### WRITTEN PROBLEM
Reproduce, word for word, every line starting at the line that contains "Transcribe the text in this document." and ending with the final line of the entries.

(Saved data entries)
★ ★ ★
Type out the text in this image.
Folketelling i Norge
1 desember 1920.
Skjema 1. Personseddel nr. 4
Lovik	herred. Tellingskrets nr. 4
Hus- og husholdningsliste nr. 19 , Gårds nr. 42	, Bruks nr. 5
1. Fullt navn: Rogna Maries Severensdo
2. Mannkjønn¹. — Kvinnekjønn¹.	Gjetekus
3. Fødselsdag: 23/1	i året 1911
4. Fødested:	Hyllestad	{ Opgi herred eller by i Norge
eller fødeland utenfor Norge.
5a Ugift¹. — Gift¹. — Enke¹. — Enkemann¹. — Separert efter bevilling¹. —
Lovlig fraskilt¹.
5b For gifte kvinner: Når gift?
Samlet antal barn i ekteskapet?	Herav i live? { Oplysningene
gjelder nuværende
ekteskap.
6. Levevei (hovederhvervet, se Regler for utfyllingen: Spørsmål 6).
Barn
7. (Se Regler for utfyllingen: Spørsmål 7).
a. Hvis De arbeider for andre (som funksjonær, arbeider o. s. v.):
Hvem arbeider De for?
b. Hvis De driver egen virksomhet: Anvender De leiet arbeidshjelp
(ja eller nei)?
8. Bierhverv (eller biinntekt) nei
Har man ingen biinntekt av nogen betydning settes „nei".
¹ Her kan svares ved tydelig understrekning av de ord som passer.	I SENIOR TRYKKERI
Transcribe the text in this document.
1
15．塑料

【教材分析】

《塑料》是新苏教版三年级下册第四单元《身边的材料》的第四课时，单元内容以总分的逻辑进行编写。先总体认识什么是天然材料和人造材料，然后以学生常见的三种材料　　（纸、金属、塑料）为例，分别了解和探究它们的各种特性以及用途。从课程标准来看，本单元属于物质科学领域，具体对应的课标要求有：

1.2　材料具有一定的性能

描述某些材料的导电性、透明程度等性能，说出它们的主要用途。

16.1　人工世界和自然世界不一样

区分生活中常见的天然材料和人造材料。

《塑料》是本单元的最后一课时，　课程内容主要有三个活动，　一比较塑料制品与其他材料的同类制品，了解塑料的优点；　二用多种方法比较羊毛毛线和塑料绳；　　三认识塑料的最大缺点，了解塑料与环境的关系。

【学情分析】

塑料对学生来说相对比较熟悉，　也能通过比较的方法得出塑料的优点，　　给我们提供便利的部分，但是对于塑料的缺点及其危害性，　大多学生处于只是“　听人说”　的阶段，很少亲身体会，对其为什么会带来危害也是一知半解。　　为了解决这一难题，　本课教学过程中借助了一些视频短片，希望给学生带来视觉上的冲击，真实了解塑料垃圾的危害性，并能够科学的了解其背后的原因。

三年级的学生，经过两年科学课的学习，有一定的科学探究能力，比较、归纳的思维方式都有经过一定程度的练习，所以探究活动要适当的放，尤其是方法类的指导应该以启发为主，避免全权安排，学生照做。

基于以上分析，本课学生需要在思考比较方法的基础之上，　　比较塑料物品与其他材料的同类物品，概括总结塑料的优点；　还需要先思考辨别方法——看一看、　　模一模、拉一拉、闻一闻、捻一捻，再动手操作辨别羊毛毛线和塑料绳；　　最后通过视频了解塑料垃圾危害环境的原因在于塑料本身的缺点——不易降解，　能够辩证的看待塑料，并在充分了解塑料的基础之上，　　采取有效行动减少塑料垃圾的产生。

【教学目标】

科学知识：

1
★ ★ ★
### TASK ANSWER
Transcribe the text in this document.
1
15．塑料

【教材分析】

《塑料》是新苏教版三年级下册第四单元《身边的材料》的第四课时，单元内容以总分的逻辑进行编写。先总体认识什么是天然材料和人造材料，然后以学生常见的三种材料　　（纸、金属、塑料）为例，分别了解和探究它们的各种特性以及用途。从课程标准来看，本单元属于物质科学领域，具体对应的课标要求有：

1.2　材料具有一定的性能

描述某些材料的导电性、透明程度等性能，说出它们的主要用途。

16.1　人工世界和自然世界不一样

区分生活中常见的天然材料和人造材料。

《塑料》是本单元的最后一课时，　课程内容主要有三个活动，　一比较塑料制品与其他材料的同类制品，了解塑料的优点；　二用多种方法比较羊毛毛线和塑料绳；　　三认识塑料的最大缺点，了解塑料与环境的关系。

【学情分析】

塑料对学生来说相对比较熟悉，　也能通过比较的方法得出塑料的优点，　　给我们提供便利的部分，但是对于塑料的缺点及其危害性，　大多学生处于只是“　听人说”　的阶段，很少亲身体会，对其为什么会带来危害也是一知半解。　　为了解决这一难题，　本课教学过程中借助了一些视频短片，希望给学生带来视觉上的冲击，真实了解塑料垃圾的危害性，并能够科学的了解其背后的原因。

三年级的学生，经过两年科学课的学习，有一定的科学探究能力，比较、归纳的思维方式都有经过一定程度的练习，所以探究活动要适当的放，尤其是方法类的指导应该以启发为主，避免全权安排，学生照做。

基于以上分析，本课学生需要在思考比较方法的基础之上，　　比较塑料物品与其他材料的同类物品，概括总结塑料的优点；　还需要先思考辨别方法——看一看、　　模一模、拉一拉、闻一闻、捻一捻，再动手操作辨别羊毛毛线和塑料绳；　　最后通过视频了解塑料垃圾危害环境的原因在于塑料本身的缺点——不易降解，　能够辩证的看待塑料，并在充分了解塑料的基础之上，　　采取有效行动减少塑料垃圾的产生。

【教学目标】

科学知识：

1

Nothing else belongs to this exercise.